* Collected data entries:
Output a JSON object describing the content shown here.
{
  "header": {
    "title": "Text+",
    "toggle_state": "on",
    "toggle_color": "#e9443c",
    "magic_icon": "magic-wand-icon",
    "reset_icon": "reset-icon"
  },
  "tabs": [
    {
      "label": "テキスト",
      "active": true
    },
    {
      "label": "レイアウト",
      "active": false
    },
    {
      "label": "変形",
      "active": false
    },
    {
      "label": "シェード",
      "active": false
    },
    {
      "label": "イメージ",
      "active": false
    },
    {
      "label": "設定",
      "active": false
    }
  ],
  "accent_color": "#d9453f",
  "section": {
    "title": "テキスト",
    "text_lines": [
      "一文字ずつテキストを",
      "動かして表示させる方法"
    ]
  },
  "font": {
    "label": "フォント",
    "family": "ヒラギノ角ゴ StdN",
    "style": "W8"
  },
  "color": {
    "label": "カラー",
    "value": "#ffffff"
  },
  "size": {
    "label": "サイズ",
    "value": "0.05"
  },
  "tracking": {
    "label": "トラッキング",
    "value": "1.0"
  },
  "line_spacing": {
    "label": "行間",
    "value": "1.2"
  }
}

* OBJECTIVE:
Write all of the records out again exactly.

* SOLUTION:
Output a JSON object describing the content shown here.
{
  "header": {
    "title": "Text+",
    "toggle_state": "on",
    "toggle_color": "#e9443c",
    "magic_icon": "magic-wand-icon",
    "reset_icon": "reset-icon"
  },
  "tabs": [
    {
      "label": "テキスト",
      "active": true
    },
    {
      "label": "レイアウト",
      "active": false
    },
    {
      "label": "変形",
      "active": false
    },
    {
      "label": "シェード",
      "active": false
    },
    {
      "label": "イメージ",
      "active": false
    },
    {
      "label": "設定",
      "active": false
    }
  ],
  "accent_color": "#d9453f",
  "section": {
    "title": "テキスト",
    "text_lines": [
      "一文字ずつテキストを",
      "動かして表示させる方法"
    ]
  },
  "font": {
    "label": "フォント",
    "family": "ヒラギノ角ゴ StdN",
    "style": "W8"
  },
  "color": {
    "label": "カラー",
    "value": "#ffffff"
  },
  "size": {
    "label": "サイズ",
    "value": "0.05"
  },
  "tracking": {
    "label": "トラッキング",
    "value": "1.0"
  },
  "line_spacing": {
    "label": "行間",
    "value": "1.2"
  }
}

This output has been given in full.